--- start ---

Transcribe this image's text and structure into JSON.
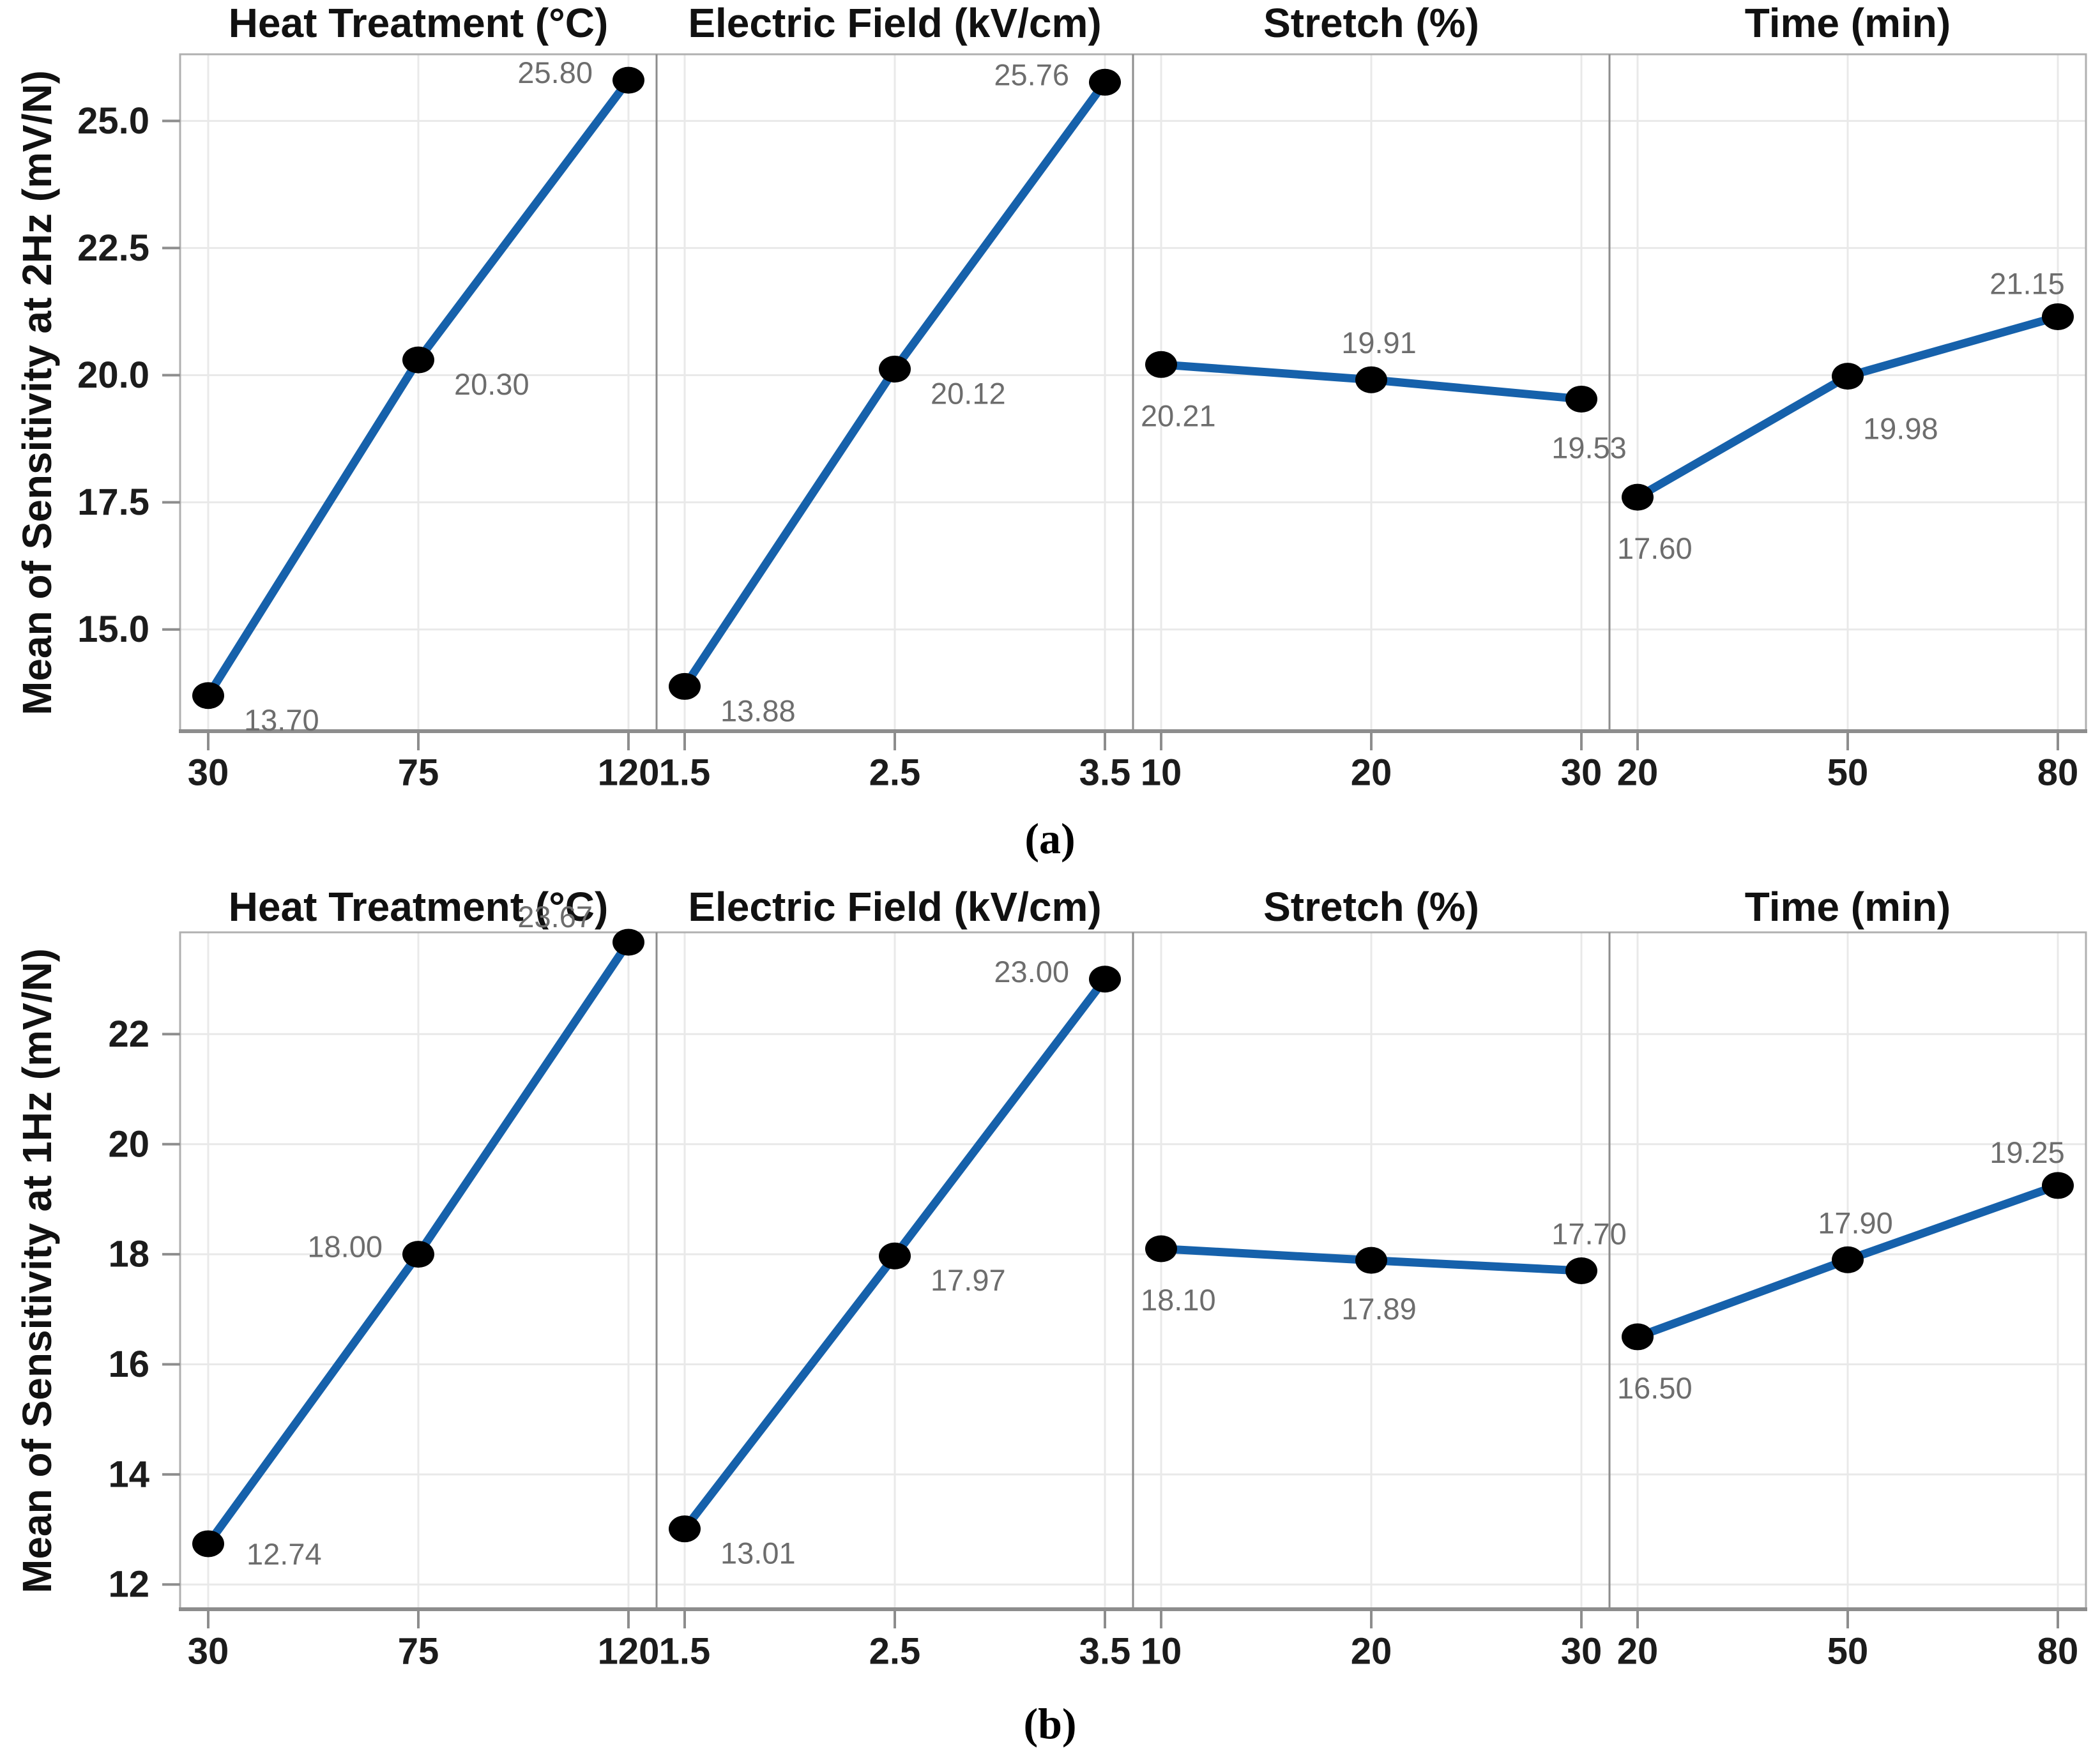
{
  "figure": {
    "background": "#ffffff",
    "accent_line_color": "#1661ab",
    "marker_color": "#000000",
    "gridline_color": "#e9e9e9",
    "axis_color": "#8d8d8d",
    "data_label_color": "#6d6d6d"
  },
  "chart_data": [
    {
      "type": "line",
      "subtype": "main-effects-plot",
      "caption": "(a)",
      "ylabel": "Mean of Sensitivity at 2Hz (mV/N)",
      "ylim": [
        13.0,
        26.31
      ],
      "grid": true,
      "legend": "none",
      "yticks": [
        15.0,
        17.5,
        20.0,
        22.5,
        25.0
      ],
      "ytick_labels": [
        "15.0",
        "17.5",
        "20.0",
        "22.5",
        "25.0"
      ],
      "line_color": "#1661ab",
      "marker_color": "#000000",
      "panels": [
        {
          "title": "Heat Treatment (°C)",
          "x": [
            30,
            75,
            120
          ],
          "x_labels": [
            "30",
            "75",
            "120"
          ],
          "values": [
            13.7,
            20.3,
            25.8
          ],
          "point_labels": [
            "13.70",
            "20.30",
            "25.80"
          ],
          "label_pos": [
            "rb",
            "rb",
            "l"
          ]
        },
        {
          "title": "Electric Field (kV/cm)",
          "x": [
            1.5,
            2.5,
            3.5
          ],
          "x_labels": [
            "1.5",
            "2.5",
            "3.5"
          ],
          "values": [
            13.88,
            20.12,
            25.76
          ],
          "point_labels": [
            "13.88",
            "20.12",
            "25.76"
          ],
          "label_pos": [
            "rb",
            "rb",
            "l"
          ]
        },
        {
          "title": "Stretch (%)",
          "x": [
            10,
            20,
            30
          ],
          "x_labels": [
            "10",
            "20",
            "30"
          ],
          "values": [
            20.21,
            19.91,
            19.53
          ],
          "point_labels": [
            "20.21",
            "19.91",
            "19.53"
          ],
          "label_pos": [
            "bs",
            "t",
            "b"
          ]
        },
        {
          "title": "Time (min)",
          "x": [
            20,
            50,
            80
          ],
          "x_labels": [
            "20",
            "50",
            "80"
          ],
          "values": [
            17.6,
            19.98,
            21.15
          ],
          "point_labels": [
            "17.60",
            "19.98",
            "21.15"
          ],
          "label_pos": [
            "bs",
            "br",
            "tl"
          ]
        }
      ]
    },
    {
      "type": "line",
      "subtype": "main-effects-plot",
      "caption": "(b)",
      "ylabel": "Mean of Sensitivity at 1Hz (mV/N)",
      "ylim": [
        11.55,
        23.85
      ],
      "grid": true,
      "legend": "none",
      "yticks": [
        12,
        14,
        16,
        18,
        20,
        22
      ],
      "ytick_labels": [
        "12",
        "14",
        "16",
        "18",
        "20",
        "22"
      ],
      "line_color": "#1661ab",
      "marker_color": "#000000",
      "panels": [
        {
          "title": "Heat Treatment (°C)",
          "x": [
            30,
            75,
            120
          ],
          "x_labels": [
            "30",
            "75",
            "120"
          ],
          "values": [
            12.74,
            18.0,
            23.67
          ],
          "point_labels": [
            "12.74",
            "18.00",
            "23.67"
          ],
          "label_pos": [
            "r",
            "l",
            "lt"
          ]
        },
        {
          "title": "Electric Field (kV/cm)",
          "x": [
            1.5,
            2.5,
            3.5
          ],
          "x_labels": [
            "1.5",
            "2.5",
            "3.5"
          ],
          "values": [
            13.01,
            17.97,
            23.0
          ],
          "point_labels": [
            "13.01",
            "17.97",
            "23.00"
          ],
          "label_pos": [
            "rb",
            "rb",
            "l"
          ]
        },
        {
          "title": "Stretch (%)",
          "x": [
            10,
            20,
            30
          ],
          "x_labels": [
            "10",
            "20",
            "30"
          ],
          "values": [
            18.1,
            17.89,
            17.7
          ],
          "point_labels": [
            "18.10",
            "17.89",
            "17.70"
          ],
          "label_pos": [
            "bs",
            "b",
            "t"
          ]
        },
        {
          "title": "Time (min)",
          "x": [
            20,
            50,
            80
          ],
          "x_labels": [
            "20",
            "50",
            "80"
          ],
          "values": [
            16.5,
            17.9,
            19.25
          ],
          "point_labels": [
            "16.50",
            "17.90",
            "19.25"
          ],
          "label_pos": [
            "bs",
            "t",
            "tl"
          ]
        }
      ]
    }
  ]
}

--- end ---

#### Task goal
Each line of the data should be quoted exactly, with pictures left out.

#### Finished answer
Transcribe this image's text and structure into JSON.
{
  "figure": {
    "background": "#ffffff",
    "accent_line_color": "#1661ab",
    "marker_color": "#000000",
    "gridline_color": "#e9e9e9",
    "axis_color": "#8d8d8d",
    "data_label_color": "#6d6d6d"
  },
  "chart_data": [
    {
      "type": "line",
      "subtype": "main-effects-plot",
      "caption": "(a)",
      "ylabel": "Mean of Sensitivity at 2Hz (mV/N)",
      "ylim": [
        13.0,
        26.31
      ],
      "grid": true,
      "legend": "none",
      "yticks": [
        15.0,
        17.5,
        20.0,
        22.5,
        25.0
      ],
      "ytick_labels": [
        "15.0",
        "17.5",
        "20.0",
        "22.5",
        "25.0"
      ],
      "line_color": "#1661ab",
      "marker_color": "#000000",
      "panels": [
        {
          "title": "Heat Treatment (°C)",
          "x": [
            30,
            75,
            120
          ],
          "x_labels": [
            "30",
            "75",
            "120"
          ],
          "values": [
            13.7,
            20.3,
            25.8
          ],
          "point_labels": [
            "13.70",
            "20.30",
            "25.80"
          ],
          "label_pos": [
            "rb",
            "rb",
            "l"
          ]
        },
        {
          "title": "Electric Field (kV/cm)",
          "x": [
            1.5,
            2.5,
            3.5
          ],
          "x_labels": [
            "1.5",
            "2.5",
            "3.5"
          ],
          "values": [
            13.88,
            20.12,
            25.76
          ],
          "point_labels": [
            "13.88",
            "20.12",
            "25.76"
          ],
          "label_pos": [
            "rb",
            "rb",
            "l"
          ]
        },
        {
          "title": "Stretch (%)",
          "x": [
            10,
            20,
            30
          ],
          "x_labels": [
            "10",
            "20",
            "30"
          ],
          "values": [
            20.21,
            19.91,
            19.53
          ],
          "point_labels": [
            "20.21",
            "19.91",
            "19.53"
          ],
          "label_pos": [
            "bs",
            "t",
            "b"
          ]
        },
        {
          "title": "Time (min)",
          "x": [
            20,
            50,
            80
          ],
          "x_labels": [
            "20",
            "50",
            "80"
          ],
          "values": [
            17.6,
            19.98,
            21.15
          ],
          "point_labels": [
            "17.60",
            "19.98",
            "21.15"
          ],
          "label_pos": [
            "bs",
            "br",
            "tl"
          ]
        }
      ]
    },
    {
      "type": "line",
      "subtype": "main-effects-plot",
      "caption": "(b)",
      "ylabel": "Mean of Sensitivity at 1Hz (mV/N)",
      "ylim": [
        11.55,
        23.85
      ],
      "grid": true,
      "legend": "none",
      "yticks": [
        12,
        14,
        16,
        18,
        20,
        22
      ],
      "ytick_labels": [
        "12",
        "14",
        "16",
        "18",
        "20",
        "22"
      ],
      "line_color": "#1661ab",
      "marker_color": "#000000",
      "panels": [
        {
          "title": "Heat Treatment (°C)",
          "x": [
            30,
            75,
            120
          ],
          "x_labels": [
            "30",
            "75",
            "120"
          ],
          "values": [
            12.74,
            18.0,
            23.67
          ],
          "point_labels": [
            "12.74",
            "18.00",
            "23.67"
          ],
          "label_pos": [
            "r",
            "l",
            "lt"
          ]
        },
        {
          "title": "Electric Field (kV/cm)",
          "x": [
            1.5,
            2.5,
            3.5
          ],
          "x_labels": [
            "1.5",
            "2.5",
            "3.5"
          ],
          "values": [
            13.01,
            17.97,
            23.0
          ],
          "point_labels": [
            "13.01",
            "17.97",
            "23.00"
          ],
          "label_pos": [
            "rb",
            "rb",
            "l"
          ]
        },
        {
          "title": "Stretch (%)",
          "x": [
            10,
            20,
            30
          ],
          "x_labels": [
            "10",
            "20",
            "30"
          ],
          "values": [
            18.1,
            17.89,
            17.7
          ],
          "point_labels": [
            "18.10",
            "17.89",
            "17.70"
          ],
          "label_pos": [
            "bs",
            "b",
            "t"
          ]
        },
        {
          "title": "Time (min)",
          "x": [
            20,
            50,
            80
          ],
          "x_labels": [
            "20",
            "50",
            "80"
          ],
          "values": [
            16.5,
            17.9,
            19.25
          ],
          "point_labels": [
            "16.50",
            "17.90",
            "19.25"
          ],
          "label_pos": [
            "bs",
            "t",
            "tl"
          ]
        }
      ]
    }
  ]
}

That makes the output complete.